>> begin DOCUMENT SECTION

Skip to content

AWS Complete Onboarding Guide

This guide walks through deploying the e6data operator and a workspace on AWS EKS, step by step. Follow these steps in order for a complete production deployment.


Prerequisites

Before starting, ensure you have:

Requirement Description
EKS Cluster Kubernetes 1.24+ with OIDC provider enabled
Karpenter v0.32+ installed and configured
EKS Pod Identity Agent Addon installed on the cluster
AWS CLI Configured with appropriate permissions
kubectl Connected to your EKS cluster
Helm v3.8+ installed

Step 1: Create Operator NodePool and EC2NodeClass

Create dedicated nodes for the e6data operator with taints to isolate operator workloads.

# operator-nodepool.yaml
apiVersion: karpenter.sh/v1
kind: NodePool
metadata:
  name: e6operator
spec:
  disruption:
    budgets:
      - nodes: 10%
    consolidateAfter: 30s
    consolidationPolicy: WhenEmptyOrUnderutilized
  limits:
    cpu: "100"

>> end DOCUMENT SECTION

REQUIRED TASK: Write out the section of the AWS onboarding guide that starts at "Before starting, ensure" and ends at "isolate operator workloads.". Answer from the AWS onboarding guide alone.

>> begin SUPPLIED MATERIAL

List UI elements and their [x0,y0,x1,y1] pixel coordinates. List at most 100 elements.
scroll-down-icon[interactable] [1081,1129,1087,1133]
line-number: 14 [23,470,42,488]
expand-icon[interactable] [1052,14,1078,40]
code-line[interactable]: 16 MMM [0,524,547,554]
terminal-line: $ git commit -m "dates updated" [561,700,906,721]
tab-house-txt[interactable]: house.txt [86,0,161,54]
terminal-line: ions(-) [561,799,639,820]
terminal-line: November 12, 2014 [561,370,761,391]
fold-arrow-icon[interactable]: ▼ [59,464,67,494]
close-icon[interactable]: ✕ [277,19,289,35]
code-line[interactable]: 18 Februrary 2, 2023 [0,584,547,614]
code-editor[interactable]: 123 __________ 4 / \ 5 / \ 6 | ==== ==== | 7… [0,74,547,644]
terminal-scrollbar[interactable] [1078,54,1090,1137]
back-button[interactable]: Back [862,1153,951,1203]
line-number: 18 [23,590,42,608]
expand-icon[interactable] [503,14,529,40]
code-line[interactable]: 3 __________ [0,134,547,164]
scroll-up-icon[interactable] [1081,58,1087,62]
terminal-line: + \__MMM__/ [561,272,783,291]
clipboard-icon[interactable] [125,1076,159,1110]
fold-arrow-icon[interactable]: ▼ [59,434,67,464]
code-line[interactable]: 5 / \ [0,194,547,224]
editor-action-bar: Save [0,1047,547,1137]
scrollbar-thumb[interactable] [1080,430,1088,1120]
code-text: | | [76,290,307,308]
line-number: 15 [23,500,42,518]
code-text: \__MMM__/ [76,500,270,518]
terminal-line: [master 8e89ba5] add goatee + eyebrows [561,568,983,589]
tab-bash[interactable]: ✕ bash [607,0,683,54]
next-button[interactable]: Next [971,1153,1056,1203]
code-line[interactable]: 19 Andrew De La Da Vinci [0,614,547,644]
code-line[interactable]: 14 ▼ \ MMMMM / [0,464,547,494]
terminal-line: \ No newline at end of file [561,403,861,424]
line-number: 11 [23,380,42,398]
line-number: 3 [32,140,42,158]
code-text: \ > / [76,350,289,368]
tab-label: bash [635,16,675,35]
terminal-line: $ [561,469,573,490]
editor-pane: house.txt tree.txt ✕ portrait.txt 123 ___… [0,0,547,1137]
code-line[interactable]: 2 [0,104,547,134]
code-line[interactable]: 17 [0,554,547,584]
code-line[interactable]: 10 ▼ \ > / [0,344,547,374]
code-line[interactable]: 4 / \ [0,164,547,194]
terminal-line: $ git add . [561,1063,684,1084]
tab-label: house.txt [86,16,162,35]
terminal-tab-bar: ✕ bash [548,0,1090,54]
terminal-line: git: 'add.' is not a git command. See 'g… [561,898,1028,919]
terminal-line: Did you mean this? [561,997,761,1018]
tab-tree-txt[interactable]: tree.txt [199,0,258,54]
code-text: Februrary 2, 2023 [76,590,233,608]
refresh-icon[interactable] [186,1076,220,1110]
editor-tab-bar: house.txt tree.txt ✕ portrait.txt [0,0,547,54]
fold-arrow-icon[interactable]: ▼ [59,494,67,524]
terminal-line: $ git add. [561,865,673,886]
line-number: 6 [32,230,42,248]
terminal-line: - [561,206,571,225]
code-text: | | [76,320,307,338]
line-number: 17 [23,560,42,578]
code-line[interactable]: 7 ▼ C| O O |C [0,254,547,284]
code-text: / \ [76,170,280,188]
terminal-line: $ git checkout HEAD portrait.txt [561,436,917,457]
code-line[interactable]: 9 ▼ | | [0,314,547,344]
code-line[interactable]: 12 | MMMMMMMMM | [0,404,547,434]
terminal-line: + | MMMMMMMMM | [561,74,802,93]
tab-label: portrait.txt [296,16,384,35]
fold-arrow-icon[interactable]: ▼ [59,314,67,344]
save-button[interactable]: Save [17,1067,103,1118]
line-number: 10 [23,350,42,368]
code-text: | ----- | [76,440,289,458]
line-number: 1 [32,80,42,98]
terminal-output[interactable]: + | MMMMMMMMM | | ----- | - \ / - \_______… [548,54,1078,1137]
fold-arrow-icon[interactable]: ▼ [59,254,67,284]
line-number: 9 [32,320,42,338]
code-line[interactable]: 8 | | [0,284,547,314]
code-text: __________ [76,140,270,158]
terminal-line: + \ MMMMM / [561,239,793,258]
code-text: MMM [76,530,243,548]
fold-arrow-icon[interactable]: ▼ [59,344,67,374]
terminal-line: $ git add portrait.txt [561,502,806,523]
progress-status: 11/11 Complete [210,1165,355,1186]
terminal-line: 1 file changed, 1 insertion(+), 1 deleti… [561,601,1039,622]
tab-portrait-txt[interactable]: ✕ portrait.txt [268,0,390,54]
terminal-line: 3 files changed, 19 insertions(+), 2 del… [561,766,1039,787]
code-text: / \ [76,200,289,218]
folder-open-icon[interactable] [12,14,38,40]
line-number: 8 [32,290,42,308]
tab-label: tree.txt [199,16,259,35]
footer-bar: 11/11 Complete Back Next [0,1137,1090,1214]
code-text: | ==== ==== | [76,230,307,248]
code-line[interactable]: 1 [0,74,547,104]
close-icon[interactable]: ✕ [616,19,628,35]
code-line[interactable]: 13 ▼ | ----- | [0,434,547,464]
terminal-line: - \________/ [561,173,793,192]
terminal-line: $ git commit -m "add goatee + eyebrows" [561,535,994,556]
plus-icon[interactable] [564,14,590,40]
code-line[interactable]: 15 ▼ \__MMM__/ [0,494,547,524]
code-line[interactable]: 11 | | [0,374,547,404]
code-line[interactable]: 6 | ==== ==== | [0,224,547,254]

>> end SUPPLIED MATERIAL
>> begin SUPPLIED MATERIAL

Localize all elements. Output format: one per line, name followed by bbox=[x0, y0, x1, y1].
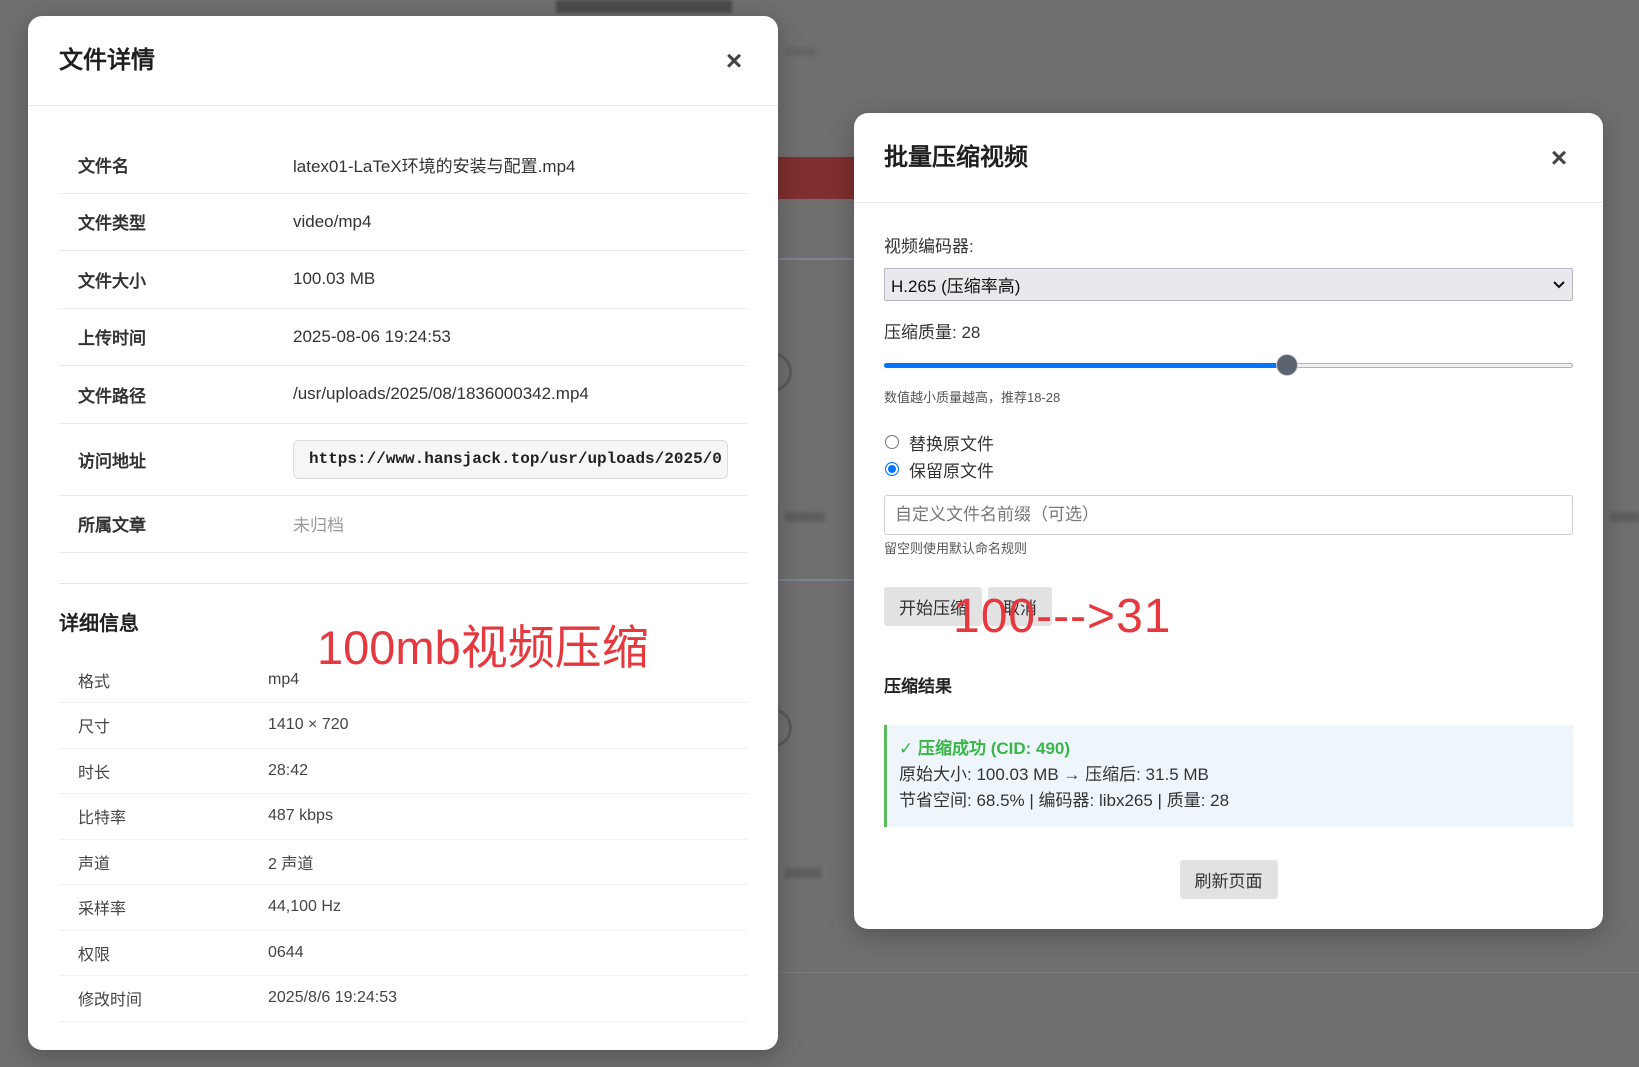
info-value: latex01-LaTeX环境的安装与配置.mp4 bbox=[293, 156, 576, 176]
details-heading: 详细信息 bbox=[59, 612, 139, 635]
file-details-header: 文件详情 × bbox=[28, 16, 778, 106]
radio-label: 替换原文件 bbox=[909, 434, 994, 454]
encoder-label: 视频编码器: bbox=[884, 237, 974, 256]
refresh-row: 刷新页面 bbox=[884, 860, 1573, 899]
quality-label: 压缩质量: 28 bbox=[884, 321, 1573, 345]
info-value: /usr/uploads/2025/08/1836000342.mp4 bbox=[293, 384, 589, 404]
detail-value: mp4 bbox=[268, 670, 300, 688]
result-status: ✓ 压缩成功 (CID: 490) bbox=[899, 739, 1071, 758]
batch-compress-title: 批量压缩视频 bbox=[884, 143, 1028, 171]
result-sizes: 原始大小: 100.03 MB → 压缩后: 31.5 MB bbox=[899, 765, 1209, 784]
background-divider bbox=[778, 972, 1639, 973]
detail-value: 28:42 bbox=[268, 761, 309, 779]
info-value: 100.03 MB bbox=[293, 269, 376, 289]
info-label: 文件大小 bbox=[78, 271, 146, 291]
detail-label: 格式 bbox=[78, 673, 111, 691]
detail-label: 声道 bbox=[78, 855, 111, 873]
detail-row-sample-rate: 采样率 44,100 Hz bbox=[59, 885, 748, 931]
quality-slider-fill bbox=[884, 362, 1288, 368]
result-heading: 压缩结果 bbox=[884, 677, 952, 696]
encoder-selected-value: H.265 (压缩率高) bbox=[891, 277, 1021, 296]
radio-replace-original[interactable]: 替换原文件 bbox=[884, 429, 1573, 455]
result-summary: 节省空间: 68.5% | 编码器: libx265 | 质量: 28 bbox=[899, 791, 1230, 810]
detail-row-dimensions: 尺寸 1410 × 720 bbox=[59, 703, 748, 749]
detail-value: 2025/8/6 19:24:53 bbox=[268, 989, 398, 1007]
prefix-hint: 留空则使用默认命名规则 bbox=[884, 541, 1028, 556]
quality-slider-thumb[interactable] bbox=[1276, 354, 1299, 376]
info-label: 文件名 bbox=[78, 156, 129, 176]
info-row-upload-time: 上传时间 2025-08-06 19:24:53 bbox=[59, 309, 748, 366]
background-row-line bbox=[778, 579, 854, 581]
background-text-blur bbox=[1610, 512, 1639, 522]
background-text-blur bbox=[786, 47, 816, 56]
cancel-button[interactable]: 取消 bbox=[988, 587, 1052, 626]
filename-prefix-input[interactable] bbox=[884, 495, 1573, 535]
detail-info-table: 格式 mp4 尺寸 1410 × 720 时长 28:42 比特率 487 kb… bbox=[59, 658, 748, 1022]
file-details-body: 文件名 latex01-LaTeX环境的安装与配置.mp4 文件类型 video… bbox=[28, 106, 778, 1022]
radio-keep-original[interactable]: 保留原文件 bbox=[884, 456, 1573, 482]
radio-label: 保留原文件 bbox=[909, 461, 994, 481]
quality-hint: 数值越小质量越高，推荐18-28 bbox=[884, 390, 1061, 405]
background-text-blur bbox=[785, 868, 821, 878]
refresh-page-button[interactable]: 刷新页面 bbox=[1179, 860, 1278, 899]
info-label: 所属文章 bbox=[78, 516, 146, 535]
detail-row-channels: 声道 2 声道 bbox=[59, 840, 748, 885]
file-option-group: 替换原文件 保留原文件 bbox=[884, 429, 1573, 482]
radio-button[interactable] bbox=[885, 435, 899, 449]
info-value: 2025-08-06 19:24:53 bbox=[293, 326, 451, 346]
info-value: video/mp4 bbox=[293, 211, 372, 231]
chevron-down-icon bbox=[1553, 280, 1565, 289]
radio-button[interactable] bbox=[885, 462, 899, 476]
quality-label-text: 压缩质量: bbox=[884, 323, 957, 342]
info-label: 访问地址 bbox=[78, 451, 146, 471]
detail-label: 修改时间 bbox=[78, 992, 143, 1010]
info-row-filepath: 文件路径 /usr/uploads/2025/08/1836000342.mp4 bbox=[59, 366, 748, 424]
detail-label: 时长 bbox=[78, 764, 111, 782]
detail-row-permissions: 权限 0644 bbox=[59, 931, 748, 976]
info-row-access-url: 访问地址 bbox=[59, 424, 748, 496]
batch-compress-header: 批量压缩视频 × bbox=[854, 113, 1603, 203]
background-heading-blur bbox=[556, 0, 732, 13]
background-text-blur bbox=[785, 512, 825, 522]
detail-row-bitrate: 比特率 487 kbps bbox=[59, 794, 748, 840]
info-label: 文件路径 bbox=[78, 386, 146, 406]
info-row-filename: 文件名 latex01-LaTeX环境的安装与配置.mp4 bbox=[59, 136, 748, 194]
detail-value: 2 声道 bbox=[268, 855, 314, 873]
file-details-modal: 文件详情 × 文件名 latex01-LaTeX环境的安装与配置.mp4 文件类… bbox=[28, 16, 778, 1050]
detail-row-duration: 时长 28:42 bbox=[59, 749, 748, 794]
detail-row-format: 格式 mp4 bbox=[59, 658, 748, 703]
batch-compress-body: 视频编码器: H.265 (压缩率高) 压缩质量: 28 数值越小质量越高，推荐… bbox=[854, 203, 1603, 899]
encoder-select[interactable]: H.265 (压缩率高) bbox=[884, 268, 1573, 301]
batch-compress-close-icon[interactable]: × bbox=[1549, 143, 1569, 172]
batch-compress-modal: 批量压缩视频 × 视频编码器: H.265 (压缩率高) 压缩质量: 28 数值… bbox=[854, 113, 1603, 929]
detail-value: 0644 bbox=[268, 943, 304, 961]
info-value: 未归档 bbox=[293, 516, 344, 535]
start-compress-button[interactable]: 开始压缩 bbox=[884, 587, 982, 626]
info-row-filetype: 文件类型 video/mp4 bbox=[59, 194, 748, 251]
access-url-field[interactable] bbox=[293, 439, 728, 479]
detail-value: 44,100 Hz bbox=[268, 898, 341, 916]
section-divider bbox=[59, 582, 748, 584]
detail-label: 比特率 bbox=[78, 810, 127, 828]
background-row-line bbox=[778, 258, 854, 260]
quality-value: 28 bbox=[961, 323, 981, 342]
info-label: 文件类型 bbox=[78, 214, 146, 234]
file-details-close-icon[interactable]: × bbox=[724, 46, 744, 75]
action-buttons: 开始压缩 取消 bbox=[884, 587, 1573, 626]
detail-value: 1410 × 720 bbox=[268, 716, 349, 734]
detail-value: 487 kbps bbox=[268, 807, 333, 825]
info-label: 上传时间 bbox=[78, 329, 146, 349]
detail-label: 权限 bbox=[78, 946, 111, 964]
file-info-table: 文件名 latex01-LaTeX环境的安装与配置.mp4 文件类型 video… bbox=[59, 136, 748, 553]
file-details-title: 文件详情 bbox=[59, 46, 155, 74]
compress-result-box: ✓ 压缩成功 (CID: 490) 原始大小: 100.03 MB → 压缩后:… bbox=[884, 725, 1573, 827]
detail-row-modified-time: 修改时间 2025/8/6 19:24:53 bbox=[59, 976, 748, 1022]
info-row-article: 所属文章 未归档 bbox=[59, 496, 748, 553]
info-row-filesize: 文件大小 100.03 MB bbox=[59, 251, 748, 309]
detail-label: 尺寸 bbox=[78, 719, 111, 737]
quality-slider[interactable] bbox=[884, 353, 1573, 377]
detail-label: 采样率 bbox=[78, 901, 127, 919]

>> end SUPPLIED MATERIAL

TASK RESPONSE:
Before starting, ensure you have:

Requirement Description
EKS Cluster Kubernetes 1.24+ with OIDC provider enabled
Karpenter v0.32+ installed and configured
EKS Pod Identity Agent Addon installed on the cluster
AWS CLI Configured with appropriate permissions
kubectl Connected to your EKS cluster
Helm v3.8+ installed

Step 1: Create Operator NodePool and EC2NodeClass

Create dedicated nodes for the e6data operator with taints to isolate operator workloads.